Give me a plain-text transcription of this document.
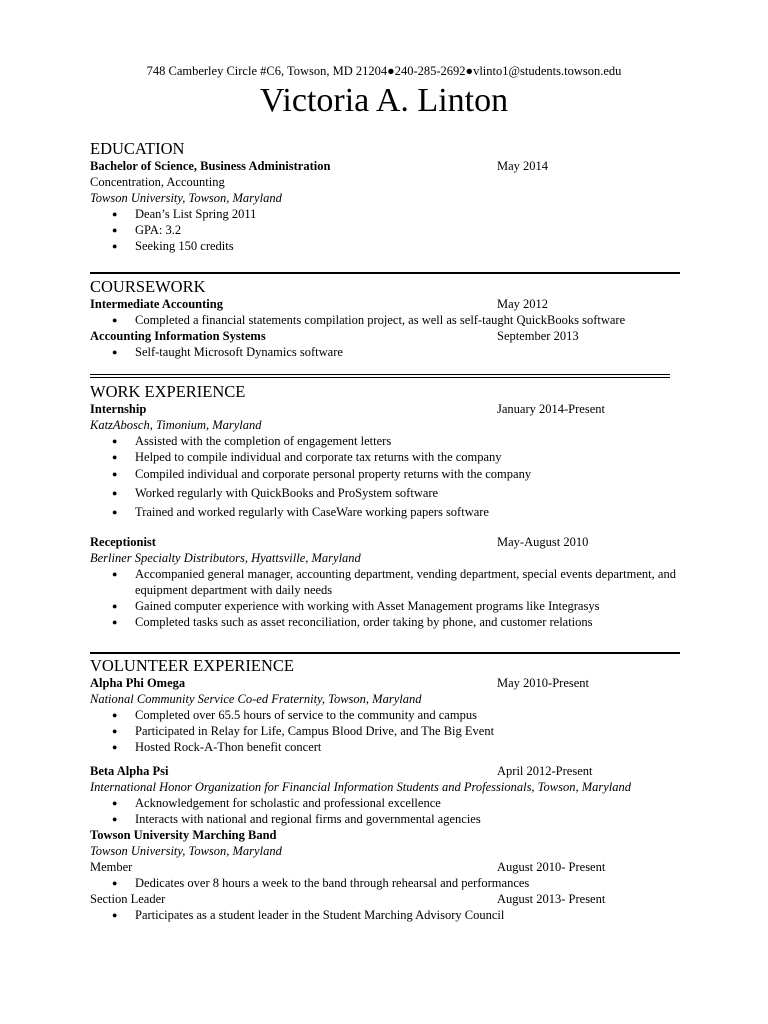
748 Camberley Circle #C6, Towson, MD 21204●240-285-2692●vlinto1@students.towson.edu
Victoria A. Linton
EDUCATION
Bachelor of Science, Business Administration	May 2014
Concentration, Accounting
Towson University, Towson, Maryland
● Dean’s List Spring 2011
● GPA: 3.2
● Seeking 150 credits
COURSEWORK
Intermediate Accounting	May 2012
● Completed a financial statements compilation project, as well as self-taught QuickBooks software
Accounting Information Systems	September 2013
● Self-taught Microsoft Dynamics software
WORK EXPERIENCE
Internship	January 2014-Present
KatzAbosch, Timonium, Maryland
● Assisted with the completion of engagement letters
● Helped to compile individual and corporate tax returns with the company
● Compiled individual and corporate personal property returns with the company
● Worked regularly with QuickBooks and ProSystem software
● Trained and worked regularly with CaseWare working papers software
Receptionist	May-August 2010
Berliner Specialty Distributors, Hyattsville, Maryland
● Accompanied general manager, accounting department, vending department, special events department, and equipment department with daily needs
● Gained computer experience with working with Asset Management programs like Integrasys
● Completed tasks such as asset reconciliation, order taking by phone, and customer relations
VOLUNTEER EXPERIENCE
Alpha Phi Omega	May 2010-Present
National Community Service Co-ed Fraternity, Towson, Maryland
● Completed over 65.5 hours of service to the community and campus
● Participated in Relay for Life, Campus Blood Drive, and The Big Event
● Hosted Rock-A-Thon benefit concert
Beta Alpha Psi	April 2012-Present
International Honor Organization for Financial Information Students and Professionals, Towson, Maryland
● Acknowledgement for scholastic and professional excellence
● Interacts with national and regional firms and governmental agencies
Towson University Marching Band
Towson University, Towson, Maryland
Member	August 2010- Present
● Dedicates over 8 hours a week to the band through rehearsal and performances
Section Leader	August 2013- Present
● Participates as a student leader in the Student Marching Advisory Council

* WHAT YOU HAVE TO DO *
Every record above should be transcribed exactly; the pictures stay out of the copy.

* ANSWER FOR THE TASK *
Give me a plain-text transcription of this document.
748 Camberley Circle #C6, Towson, MD 21204●240-285-2692●vlinto1@students.towson.edu
Victoria A. Linton
EDUCATION
Bachelor of Science, Business Administration	May 2014
Concentration, Accounting
Towson University, Towson, Maryland
● Dean’s List Spring 2011
● GPA: 3.2
● Seeking 150 credits
COURSEWORK
Intermediate Accounting	May 2012
● Completed a financial statements compilation project, as well as self-taught QuickBooks software
Accounting Information Systems	September 2013
● Self-taught Microsoft Dynamics software
WORK EXPERIENCE
Internship	January 2014-Present
KatzAbosch, Timonium, Maryland
● Assisted with the completion of engagement letters
● Helped to compile individual and corporate tax returns with the company
● Compiled individual and corporate personal property returns with the company
● Worked regularly with QuickBooks and ProSystem software
● Trained and worked regularly with CaseWare working papers software
Receptionist	May-August 2010
Berliner Specialty Distributors, Hyattsville, Maryland
● Accompanied general manager, accounting department, vending department, special events department, and equipment department with daily needs
● Gained computer experience with working with Asset Management programs like Integrasys
● Completed tasks such as asset reconciliation, order taking by phone, and customer relations
VOLUNTEER EXPERIENCE
Alpha Phi Omega	May 2010-Present
National Community Service Co-ed Fraternity, Towson, Maryland
● Completed over 65.5 hours of service to the community and campus
● Participated in Relay for Life, Campus Blood Drive, and The Big Event
● Hosted Rock-A-Thon benefit concert
Beta Alpha Psi	April 2012-Present
International Honor Organization for Financial Information Students and Professionals, Towson, Maryland
● Acknowledgement for scholastic and professional excellence
● Interacts with national and regional firms and governmental agencies
Towson University Marching Band
Towson University, Towson, Maryland
Member	August 2010- Present
● Dedicates over 8 hours a week to the band through rehearsal and performances
Section Leader	August 2013- Present
● Participates as a student leader in the Student Marching Advisory Council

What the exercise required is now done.